Input records:
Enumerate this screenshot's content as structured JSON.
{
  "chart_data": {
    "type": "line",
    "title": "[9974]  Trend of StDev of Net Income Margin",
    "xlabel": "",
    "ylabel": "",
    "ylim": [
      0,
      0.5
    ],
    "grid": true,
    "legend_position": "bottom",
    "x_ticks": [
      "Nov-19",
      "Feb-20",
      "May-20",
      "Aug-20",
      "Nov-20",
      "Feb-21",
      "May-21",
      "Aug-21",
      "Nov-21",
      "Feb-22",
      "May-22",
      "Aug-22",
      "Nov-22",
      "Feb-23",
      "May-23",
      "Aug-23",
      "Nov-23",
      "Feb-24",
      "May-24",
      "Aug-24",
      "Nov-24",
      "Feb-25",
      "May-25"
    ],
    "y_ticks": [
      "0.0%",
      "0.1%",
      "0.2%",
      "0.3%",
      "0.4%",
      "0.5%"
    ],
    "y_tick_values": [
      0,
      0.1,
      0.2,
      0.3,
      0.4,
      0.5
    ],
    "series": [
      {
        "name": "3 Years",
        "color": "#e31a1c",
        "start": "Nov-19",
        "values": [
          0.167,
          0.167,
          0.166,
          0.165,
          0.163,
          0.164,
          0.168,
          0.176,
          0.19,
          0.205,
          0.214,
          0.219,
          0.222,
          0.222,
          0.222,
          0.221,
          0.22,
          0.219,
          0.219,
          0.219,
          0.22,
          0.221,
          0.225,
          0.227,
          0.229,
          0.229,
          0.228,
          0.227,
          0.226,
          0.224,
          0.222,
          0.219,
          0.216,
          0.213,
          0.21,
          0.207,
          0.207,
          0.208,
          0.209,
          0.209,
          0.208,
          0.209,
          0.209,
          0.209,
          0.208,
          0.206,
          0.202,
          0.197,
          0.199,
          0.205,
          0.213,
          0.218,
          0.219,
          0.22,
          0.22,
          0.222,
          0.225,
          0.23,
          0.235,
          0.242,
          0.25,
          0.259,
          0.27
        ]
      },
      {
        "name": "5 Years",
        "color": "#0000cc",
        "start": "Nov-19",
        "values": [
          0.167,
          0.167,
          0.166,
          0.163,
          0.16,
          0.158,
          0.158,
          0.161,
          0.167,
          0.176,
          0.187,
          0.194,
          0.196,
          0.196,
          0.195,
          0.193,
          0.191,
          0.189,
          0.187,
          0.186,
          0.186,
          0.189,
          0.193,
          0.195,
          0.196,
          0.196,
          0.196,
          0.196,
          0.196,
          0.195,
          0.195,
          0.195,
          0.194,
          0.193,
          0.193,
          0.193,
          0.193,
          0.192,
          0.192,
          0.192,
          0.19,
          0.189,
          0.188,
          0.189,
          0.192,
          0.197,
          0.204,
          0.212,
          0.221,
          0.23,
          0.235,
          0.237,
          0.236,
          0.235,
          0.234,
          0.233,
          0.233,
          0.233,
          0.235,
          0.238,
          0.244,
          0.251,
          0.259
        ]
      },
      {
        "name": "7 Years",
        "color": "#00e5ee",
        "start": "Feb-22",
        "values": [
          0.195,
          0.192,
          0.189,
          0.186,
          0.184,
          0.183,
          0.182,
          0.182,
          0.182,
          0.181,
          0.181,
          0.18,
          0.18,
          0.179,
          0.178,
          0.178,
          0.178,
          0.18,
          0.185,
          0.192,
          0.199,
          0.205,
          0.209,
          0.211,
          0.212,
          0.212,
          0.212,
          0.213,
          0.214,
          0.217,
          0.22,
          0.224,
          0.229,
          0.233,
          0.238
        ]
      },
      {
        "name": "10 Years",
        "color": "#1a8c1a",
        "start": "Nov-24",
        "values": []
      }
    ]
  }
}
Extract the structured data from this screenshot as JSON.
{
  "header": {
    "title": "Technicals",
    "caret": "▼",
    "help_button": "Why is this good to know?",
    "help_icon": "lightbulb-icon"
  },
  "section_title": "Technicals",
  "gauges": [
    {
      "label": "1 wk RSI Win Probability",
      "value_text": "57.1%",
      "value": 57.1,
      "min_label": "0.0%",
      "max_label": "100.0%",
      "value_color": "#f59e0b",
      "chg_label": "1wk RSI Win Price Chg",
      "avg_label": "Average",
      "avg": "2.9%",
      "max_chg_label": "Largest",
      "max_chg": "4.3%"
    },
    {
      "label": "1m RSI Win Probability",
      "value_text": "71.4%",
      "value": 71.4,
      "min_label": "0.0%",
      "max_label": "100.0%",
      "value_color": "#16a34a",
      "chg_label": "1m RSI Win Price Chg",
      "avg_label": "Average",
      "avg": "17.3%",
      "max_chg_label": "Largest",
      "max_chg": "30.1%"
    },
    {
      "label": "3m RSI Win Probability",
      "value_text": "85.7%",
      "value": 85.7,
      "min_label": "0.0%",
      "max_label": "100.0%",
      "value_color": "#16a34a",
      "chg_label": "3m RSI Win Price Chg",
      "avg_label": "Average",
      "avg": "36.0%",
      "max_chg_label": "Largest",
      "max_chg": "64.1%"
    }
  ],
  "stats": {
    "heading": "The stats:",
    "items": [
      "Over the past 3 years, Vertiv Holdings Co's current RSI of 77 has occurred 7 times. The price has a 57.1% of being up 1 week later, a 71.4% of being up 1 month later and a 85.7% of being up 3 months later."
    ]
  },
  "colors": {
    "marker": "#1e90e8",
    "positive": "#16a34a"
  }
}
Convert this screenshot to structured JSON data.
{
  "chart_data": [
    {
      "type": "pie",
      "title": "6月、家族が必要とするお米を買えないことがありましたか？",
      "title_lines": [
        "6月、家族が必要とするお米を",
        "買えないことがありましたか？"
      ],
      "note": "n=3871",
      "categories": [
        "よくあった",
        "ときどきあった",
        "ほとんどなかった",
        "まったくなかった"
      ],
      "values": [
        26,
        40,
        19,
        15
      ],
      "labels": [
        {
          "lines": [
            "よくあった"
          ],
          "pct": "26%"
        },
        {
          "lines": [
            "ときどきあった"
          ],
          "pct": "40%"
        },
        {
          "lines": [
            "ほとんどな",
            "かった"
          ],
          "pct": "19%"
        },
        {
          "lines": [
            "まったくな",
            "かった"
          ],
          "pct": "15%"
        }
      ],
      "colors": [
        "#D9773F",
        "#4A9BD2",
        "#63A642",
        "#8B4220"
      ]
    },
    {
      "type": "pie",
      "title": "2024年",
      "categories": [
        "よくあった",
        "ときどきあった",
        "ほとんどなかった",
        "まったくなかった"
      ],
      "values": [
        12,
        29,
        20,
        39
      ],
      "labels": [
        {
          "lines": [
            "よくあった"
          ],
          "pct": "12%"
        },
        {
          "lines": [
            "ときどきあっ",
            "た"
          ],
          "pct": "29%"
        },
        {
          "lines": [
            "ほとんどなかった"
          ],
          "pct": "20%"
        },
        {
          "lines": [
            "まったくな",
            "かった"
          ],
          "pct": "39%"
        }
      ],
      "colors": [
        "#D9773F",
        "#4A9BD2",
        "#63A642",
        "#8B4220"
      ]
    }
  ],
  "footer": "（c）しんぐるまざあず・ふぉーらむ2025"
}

Task instructions:
Find the word "Probability" and list each line it appears in.

Right answer:
      "label": "1 wk RSI Win Probability",
      "label": "1m RSI Win Probability",
      "label": "3m RSI Win Probability",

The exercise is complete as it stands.